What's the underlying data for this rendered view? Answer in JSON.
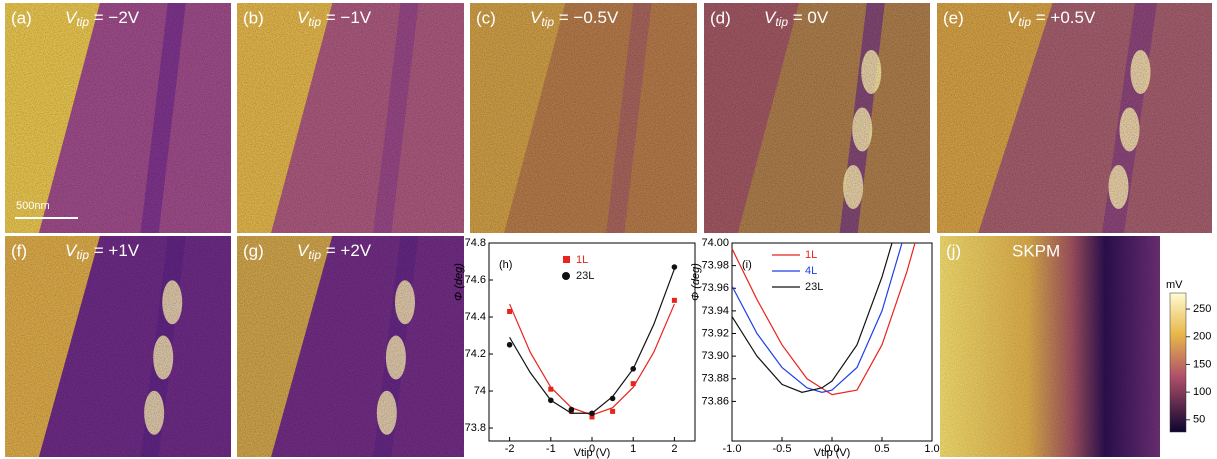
{
  "scale_bar": "500nm",
  "panels": [
    {
      "label": "(a)",
      "symbol": "V",
      "subscript": "tip",
      "value": " = −2V"
    },
    {
      "label": "(b)",
      "symbol": "V",
      "subscript": "tip",
      "value": " = −1V"
    },
    {
      "label": "(c)",
      "symbol": "V",
      "subscript": "tip",
      "value": " = −0.5V"
    },
    {
      "label": "(d)",
      "symbol": "V",
      "subscript": "tip",
      "value": " = 0V"
    },
    {
      "label": "(e)",
      "symbol": "V",
      "subscript": "tip",
      "value": " = +0.5V"
    },
    {
      "label": "(f)",
      "symbol": "V",
      "subscript": "tip",
      "value": " = +1V"
    },
    {
      "label": "(g)",
      "symbol": "V",
      "subscript": "tip",
      "value": " = +2V"
    }
  ],
  "skpm": {
    "label": "(j)",
    "title": "SKPM",
    "unit": "mV",
    "clim": [
      28,
      279
    ],
    "ticks": [
      50,
      100,
      150,
      200,
      250
    ]
  },
  "chart_data": [
    {
      "type": "scatter",
      "label": "(h)",
      "x_label": "Vtip (V)",
      "y_label": "Φ (deg)",
      "xlim": [
        -2.5,
        2.5
      ],
      "xticks": [
        -2,
        -1,
        0,
        1,
        2
      ],
      "ylim": [
        73.73,
        74.8
      ],
      "yticks": [
        73.8,
        74.0,
        74.2,
        74.4,
        74.6,
        74.8
      ],
      "series": [
        {
          "name": "1L",
          "color": "#e8241c",
          "marker": "square",
          "x": [
            -2,
            -1,
            -0.5,
            0,
            0.5,
            1,
            2
          ],
          "values": [
            74.43,
            74.01,
            73.89,
            73.86,
            73.89,
            74.04,
            74.49
          ],
          "fit": {
            "x": [
              -2,
              -1.5,
              -1,
              -0.5,
              0,
              0.5,
              1,
              1.5,
              2
            ],
            "values": [
              74.47,
              74.21,
              74.02,
              73.91,
              73.87,
              73.91,
              74.02,
              74.21,
              74.47
            ]
          }
        },
        {
          "name": "23L",
          "color": "#111111",
          "marker": "circle",
          "x": [
            -2,
            -1,
            -0.5,
            0,
            0.5,
            1,
            2
          ],
          "values": [
            74.25,
            73.95,
            73.9,
            73.88,
            73.96,
            74.12,
            74.67
          ],
          "fit": {
            "x": [
              -2,
              -1.5,
              -1,
              -0.5,
              0,
              0.5,
              1,
              1.5,
              2
            ],
            "values": [
              74.29,
              74.1,
              73.95,
              73.88,
              73.88,
              73.97,
              74.12,
              74.36,
              74.66
            ]
          }
        }
      ]
    },
    {
      "type": "line",
      "label": "(i)",
      "x_label": "Vtip (V)",
      "y_label": "Φ (deg)",
      "xlim": [
        -1,
        1
      ],
      "xticks": [
        {
          "value": -1,
          "label": "-1.0"
        },
        {
          "value": -0.5,
          "label": "-0.5"
        },
        {
          "value": 0,
          "label": "0.0"
        },
        {
          "value": 0.5,
          "label": "0.5"
        },
        {
          "value": 1,
          "label": "1.0"
        }
      ],
      "ylim": [
        73.825,
        74.0
      ],
      "yticks": [
        73.86,
        73.88,
        {
          "value": 73.9,
          "label": "73.90"
        },
        73.92,
        73.94,
        73.96,
        73.98,
        {
          "value": 74,
          "label": "74.00"
        }
      ],
      "series": [
        {
          "name": "1L",
          "color": "#e8241c",
          "x": [
            -1,
            -0.75,
            -0.5,
            -0.25,
            0,
            0.25,
            0.5,
            0.75,
            0.83
          ],
          "values": [
            73.995,
            73.95,
            73.91,
            73.88,
            73.866,
            73.87,
            73.91,
            73.975,
            74.0
          ]
        },
        {
          "name": "4L",
          "color": "#1f3fe8",
          "x": [
            -1,
            -0.75,
            -0.5,
            -0.25,
            -0.1,
            0,
            0.25,
            0.5,
            0.7
          ],
          "values": [
            73.962,
            73.92,
            73.89,
            73.872,
            73.868,
            73.87,
            73.89,
            73.94,
            74.0
          ]
        },
        {
          "name": "23L",
          "color": "#111111",
          "x": [
            -1,
            -0.75,
            -0.5,
            -0.3,
            -0.1,
            0,
            0.25,
            0.5,
            0.6
          ],
          "values": [
            73.935,
            73.9,
            73.875,
            73.868,
            73.872,
            73.878,
            73.91,
            73.97,
            74.0
          ]
        }
      ]
    }
  ]
}
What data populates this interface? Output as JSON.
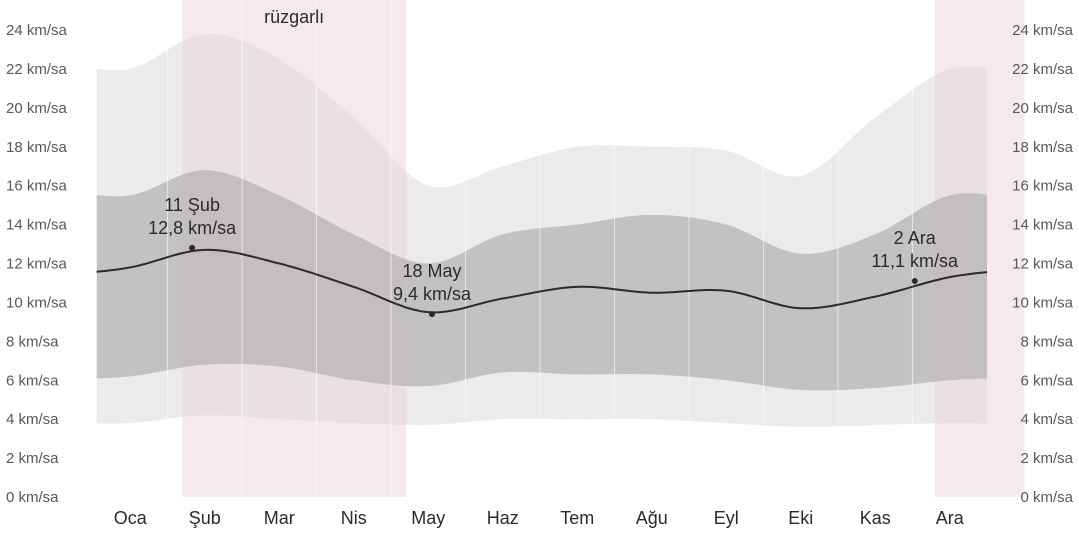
==============================
Goal:
Quote the data above in full and without alteration; skip the pictures.

Solution below:
What's the underlying data for this rendered view? Answer in JSON.
{
  "scale_bar": "500nm",
  "panels": [
    {
      "label": "(a)",
      "symbol": "V",
      "subscript": "tip",
      "value": " = −2V"
    },
    {
      "label": "(b)",
      "symbol": "V",
      "subscript": "tip",
      "value": " = −1V"
    },
    {
      "label": "(c)",
      "symbol": "V",
      "subscript": "tip",
      "value": " = −0.5V"
    },
    {
      "label": "(d)",
      "symbol": "V",
      "subscript": "tip",
      "value": " = 0V"
    },
    {
      "label": "(e)",
      "symbol": "V",
      "subscript": "tip",
      "value": " = +0.5V"
    },
    {
      "label": "(f)",
      "symbol": "V",
      "subscript": "tip",
      "value": " = +1V"
    },
    {
      "label": "(g)",
      "symbol": "V",
      "subscript": "tip",
      "value": " = +2V"
    }
  ],
  "skpm": {
    "label": "(j)",
    "title": "SKPM",
    "unit": "mV",
    "clim": [
      28,
      279
    ],
    "ticks": [
      50,
      100,
      150,
      200,
      250
    ]
  },
  "chart_data": [
    {
      "type": "scatter",
      "label": "(h)",
      "x_label": "Vtip (V)",
      "y_label": "Φ (deg)",
      "xlim": [
        -2.5,
        2.5
      ],
      "xticks": [
        -2,
        -1,
        0,
        1,
        2
      ],
      "ylim": [
        73.73,
        74.8
      ],
      "yticks": [
        73.8,
        74.0,
        74.2,
        74.4,
        74.6,
        74.8
      ],
      "series": [
        {
          "name": "1L",
          "color": "#e8241c",
          "marker": "square",
          "x": [
            -2,
            -1,
            -0.5,
            0,
            0.5,
            1,
            2
          ],
          "values": [
            74.43,
            74.01,
            73.89,
            73.86,
            73.89,
            74.04,
            74.49
          ],
          "fit": {
            "x": [
              -2,
              -1.5,
              -1,
              -0.5,
              0,
              0.5,
              1,
              1.5,
              2
            ],
            "values": [
              74.47,
              74.21,
              74.02,
              73.91,
              73.87,
              73.91,
              74.02,
              74.21,
              74.47
            ]
          }
        },
        {
          "name": "23L",
          "color": "#111111",
          "marker": "circle",
          "x": [
            -2,
            -1,
            -0.5,
            0,
            0.5,
            1,
            2
          ],
          "values": [
            74.25,
            73.95,
            73.9,
            73.88,
            73.96,
            74.12,
            74.67
          ],
          "fit": {
            "x": [
              -2,
              -1.5,
              -1,
              -0.5,
              0,
              0.5,
              1,
              1.5,
              2
            ],
            "values": [
              74.29,
              74.1,
              73.95,
              73.88,
              73.88,
              73.97,
              74.12,
              74.36,
              74.66
            ]
          }
        }
      ]
    },
    {
      "type": "line",
      "label": "(i)",
      "x_label": "Vtip (V)",
      "y_label": "Φ (deg)",
      "xlim": [
        -1,
        1
      ],
      "xticks": [
        {
          "value": -1,
          "label": "-1.0"
        },
        {
          "value": -0.5,
          "label": "-0.5"
        },
        {
          "value": 0,
          "label": "0.0"
        },
        {
          "value": 0.5,
          "label": "0.5"
        },
        {
          "value": 1,
          "label": "1.0"
        }
      ],
      "ylim": [
        73.825,
        74.0
      ],
      "yticks": [
        73.86,
        73.88,
        {
          "value": 73.9,
          "label": "73.90"
        },
        73.92,
        73.94,
        73.96,
        73.98,
        {
          "value": 74,
          "label": "74.00"
        }
      ],
      "series": [
        {
          "name": "1L",
          "color": "#e8241c",
          "x": [
            -1,
            -0.75,
            -0.5,
            -0.25,
            0,
            0.25,
            0.5,
            0.75,
            0.83
          ],
          "values": [
            73.995,
            73.95,
            73.91,
            73.88,
            73.866,
            73.87,
            73.91,
            73.975,
            74.0
          ]
        },
        {
          "name": "4L",
          "color": "#1f3fe8",
          "x": [
            -1,
            -0.75,
            -0.5,
            -0.25,
            -0.1,
            0,
            0.25,
            0.5,
            0.7
          ],
          "values": [
            73.962,
            73.92,
            73.89,
            73.872,
            73.868,
            73.87,
            73.89,
            73.94,
            74.0
          ]
        },
        {
          "name": "23L",
          "color": "#111111",
          "x": [
            -1,
            -0.75,
            -0.5,
            -0.3,
            -0.1,
            0,
            0.25,
            0.5,
            0.6
          ],
          "values": [
            73.935,
            73.9,
            73.875,
            73.868,
            73.872,
            73.878,
            73.91,
            73.97,
            74.0
          ]
        }
      ]
    }
  ]
}
What data populates this interface? Output as JSON.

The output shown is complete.